→ **Requirement**
Take every line from the material that has the word "Multilin" in it.

→ **Data provided**
(begin)

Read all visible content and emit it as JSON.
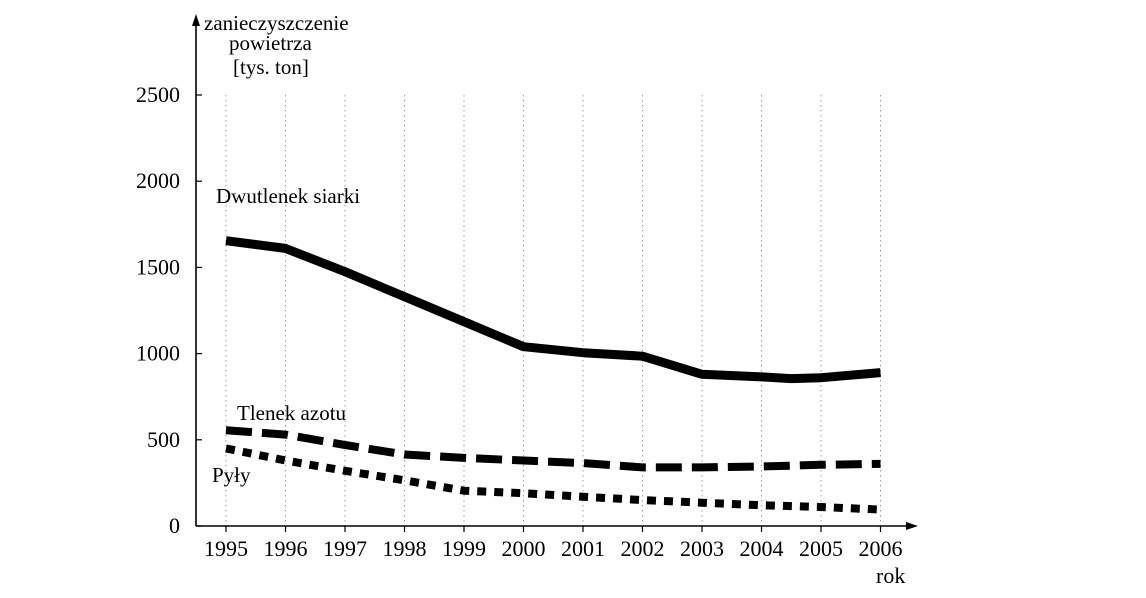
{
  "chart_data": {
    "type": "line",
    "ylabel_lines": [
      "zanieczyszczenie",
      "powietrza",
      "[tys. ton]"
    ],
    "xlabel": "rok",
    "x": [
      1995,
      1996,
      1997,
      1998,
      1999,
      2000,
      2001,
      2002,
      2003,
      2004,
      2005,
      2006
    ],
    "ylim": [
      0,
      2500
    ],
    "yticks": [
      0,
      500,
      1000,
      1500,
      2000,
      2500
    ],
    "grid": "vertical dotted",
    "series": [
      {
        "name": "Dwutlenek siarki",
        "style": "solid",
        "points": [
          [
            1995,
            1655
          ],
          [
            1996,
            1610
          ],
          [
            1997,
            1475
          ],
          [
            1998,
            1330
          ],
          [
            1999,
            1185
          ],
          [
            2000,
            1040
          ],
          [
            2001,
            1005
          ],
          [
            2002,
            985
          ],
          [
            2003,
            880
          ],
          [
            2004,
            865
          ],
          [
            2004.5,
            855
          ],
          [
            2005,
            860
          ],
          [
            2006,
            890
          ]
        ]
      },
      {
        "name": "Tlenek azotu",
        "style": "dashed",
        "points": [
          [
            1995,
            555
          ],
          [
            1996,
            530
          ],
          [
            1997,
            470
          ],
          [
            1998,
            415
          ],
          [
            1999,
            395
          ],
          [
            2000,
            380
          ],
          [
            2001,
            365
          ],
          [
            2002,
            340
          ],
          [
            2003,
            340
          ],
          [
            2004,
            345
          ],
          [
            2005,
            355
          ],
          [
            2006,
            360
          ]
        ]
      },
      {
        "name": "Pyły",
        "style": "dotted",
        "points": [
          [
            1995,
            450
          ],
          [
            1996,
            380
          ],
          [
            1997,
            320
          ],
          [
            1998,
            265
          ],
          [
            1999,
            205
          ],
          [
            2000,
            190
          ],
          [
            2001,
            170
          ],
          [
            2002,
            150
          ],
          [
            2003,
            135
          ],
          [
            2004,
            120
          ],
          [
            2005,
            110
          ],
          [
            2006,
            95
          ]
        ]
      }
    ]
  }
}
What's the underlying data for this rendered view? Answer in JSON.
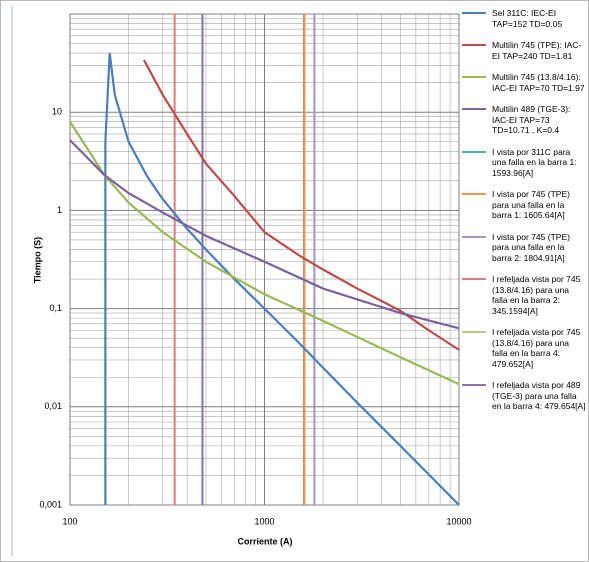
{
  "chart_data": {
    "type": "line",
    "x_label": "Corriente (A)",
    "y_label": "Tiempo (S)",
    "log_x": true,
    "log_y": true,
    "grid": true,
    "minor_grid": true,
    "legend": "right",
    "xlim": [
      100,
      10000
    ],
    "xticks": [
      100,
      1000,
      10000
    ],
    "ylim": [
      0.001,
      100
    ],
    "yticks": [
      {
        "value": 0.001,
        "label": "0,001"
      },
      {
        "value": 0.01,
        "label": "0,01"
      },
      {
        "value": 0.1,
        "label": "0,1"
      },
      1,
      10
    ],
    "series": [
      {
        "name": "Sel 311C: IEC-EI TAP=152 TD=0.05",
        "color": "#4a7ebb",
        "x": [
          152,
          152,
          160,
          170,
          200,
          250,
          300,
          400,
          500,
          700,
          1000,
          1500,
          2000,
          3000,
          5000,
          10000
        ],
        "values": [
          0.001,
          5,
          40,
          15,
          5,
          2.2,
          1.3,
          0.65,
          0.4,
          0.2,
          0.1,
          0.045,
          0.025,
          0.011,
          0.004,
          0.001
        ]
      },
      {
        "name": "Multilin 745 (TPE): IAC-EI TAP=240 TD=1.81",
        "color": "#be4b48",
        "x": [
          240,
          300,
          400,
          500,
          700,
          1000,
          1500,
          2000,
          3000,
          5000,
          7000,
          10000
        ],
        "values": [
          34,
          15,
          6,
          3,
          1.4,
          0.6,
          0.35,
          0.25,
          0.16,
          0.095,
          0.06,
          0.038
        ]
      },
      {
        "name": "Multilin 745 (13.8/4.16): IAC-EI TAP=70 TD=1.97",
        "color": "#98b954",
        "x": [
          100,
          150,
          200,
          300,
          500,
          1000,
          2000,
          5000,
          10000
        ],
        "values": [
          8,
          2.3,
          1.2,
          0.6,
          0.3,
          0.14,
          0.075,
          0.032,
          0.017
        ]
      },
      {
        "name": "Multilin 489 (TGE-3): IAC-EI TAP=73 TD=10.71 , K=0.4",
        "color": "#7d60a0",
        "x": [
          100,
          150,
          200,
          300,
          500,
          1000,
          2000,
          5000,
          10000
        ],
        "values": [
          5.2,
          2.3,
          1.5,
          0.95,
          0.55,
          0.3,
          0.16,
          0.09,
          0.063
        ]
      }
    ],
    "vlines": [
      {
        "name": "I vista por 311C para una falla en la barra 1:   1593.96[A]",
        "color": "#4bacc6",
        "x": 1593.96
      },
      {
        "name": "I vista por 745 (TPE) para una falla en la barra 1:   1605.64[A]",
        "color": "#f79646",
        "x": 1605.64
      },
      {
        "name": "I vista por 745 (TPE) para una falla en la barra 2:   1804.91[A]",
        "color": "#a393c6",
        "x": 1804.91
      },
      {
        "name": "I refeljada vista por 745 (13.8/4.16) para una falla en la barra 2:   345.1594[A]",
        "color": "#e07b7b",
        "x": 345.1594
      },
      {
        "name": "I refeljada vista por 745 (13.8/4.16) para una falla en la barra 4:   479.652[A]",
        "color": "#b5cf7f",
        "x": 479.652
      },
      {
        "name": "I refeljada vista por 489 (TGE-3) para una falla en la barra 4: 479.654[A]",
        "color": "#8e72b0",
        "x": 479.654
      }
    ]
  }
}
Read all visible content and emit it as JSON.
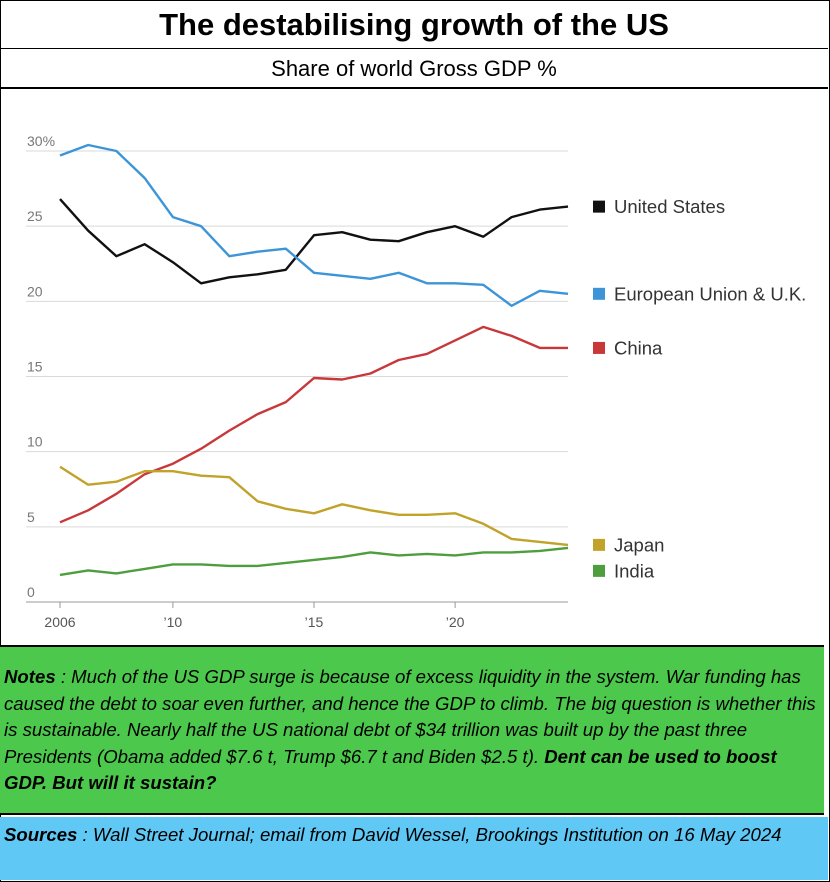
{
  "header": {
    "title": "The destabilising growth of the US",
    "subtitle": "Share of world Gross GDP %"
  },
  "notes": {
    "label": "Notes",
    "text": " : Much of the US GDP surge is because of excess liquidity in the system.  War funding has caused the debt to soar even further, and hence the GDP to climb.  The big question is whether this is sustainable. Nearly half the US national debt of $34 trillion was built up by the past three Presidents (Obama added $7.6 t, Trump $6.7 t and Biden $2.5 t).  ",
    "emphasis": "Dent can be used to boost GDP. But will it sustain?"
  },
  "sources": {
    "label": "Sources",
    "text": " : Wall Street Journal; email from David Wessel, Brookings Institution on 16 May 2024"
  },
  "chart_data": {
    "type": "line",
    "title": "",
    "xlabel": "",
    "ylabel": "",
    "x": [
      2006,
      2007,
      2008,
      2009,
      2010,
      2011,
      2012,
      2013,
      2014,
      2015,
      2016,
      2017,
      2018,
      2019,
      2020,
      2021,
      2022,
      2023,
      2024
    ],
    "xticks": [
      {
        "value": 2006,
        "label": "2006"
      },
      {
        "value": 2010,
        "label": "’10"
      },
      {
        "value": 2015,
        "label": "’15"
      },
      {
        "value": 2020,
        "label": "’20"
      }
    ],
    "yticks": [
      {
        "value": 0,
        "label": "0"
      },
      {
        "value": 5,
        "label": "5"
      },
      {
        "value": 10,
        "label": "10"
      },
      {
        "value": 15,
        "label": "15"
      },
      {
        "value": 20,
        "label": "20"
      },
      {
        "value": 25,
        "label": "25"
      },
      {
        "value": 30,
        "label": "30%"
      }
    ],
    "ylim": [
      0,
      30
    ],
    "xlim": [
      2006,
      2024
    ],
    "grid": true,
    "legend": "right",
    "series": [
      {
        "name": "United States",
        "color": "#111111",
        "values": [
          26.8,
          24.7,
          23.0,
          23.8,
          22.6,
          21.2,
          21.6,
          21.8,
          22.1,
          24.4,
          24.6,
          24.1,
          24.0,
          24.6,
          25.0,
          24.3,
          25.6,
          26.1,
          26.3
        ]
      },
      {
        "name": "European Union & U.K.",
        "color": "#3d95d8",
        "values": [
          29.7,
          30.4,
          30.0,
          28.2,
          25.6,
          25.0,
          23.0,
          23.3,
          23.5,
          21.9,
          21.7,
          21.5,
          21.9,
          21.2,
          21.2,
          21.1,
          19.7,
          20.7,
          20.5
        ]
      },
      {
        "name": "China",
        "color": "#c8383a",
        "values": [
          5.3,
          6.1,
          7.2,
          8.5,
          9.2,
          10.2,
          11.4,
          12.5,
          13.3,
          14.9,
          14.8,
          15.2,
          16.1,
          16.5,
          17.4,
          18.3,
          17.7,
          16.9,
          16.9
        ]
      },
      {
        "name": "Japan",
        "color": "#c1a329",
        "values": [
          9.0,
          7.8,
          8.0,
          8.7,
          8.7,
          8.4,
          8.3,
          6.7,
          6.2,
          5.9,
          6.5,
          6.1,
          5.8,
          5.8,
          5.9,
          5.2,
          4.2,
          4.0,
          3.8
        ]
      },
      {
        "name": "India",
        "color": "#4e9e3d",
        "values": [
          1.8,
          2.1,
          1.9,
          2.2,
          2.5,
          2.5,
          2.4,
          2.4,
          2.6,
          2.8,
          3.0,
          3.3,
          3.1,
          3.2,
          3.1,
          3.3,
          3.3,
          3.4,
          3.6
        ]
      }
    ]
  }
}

(end)

→ **Expected answer**
        "name": "Multilin 745 (TPE): IAC-EI TAP=240 TD=1.81",
        "name": "Multilin 745 (13.8/4.16): IAC-EI TAP=70 TD=1.97",
        "name": "Multilin 489 (TGE-3): IAC-EI TAP=73 TD=10.71 , K=0.4",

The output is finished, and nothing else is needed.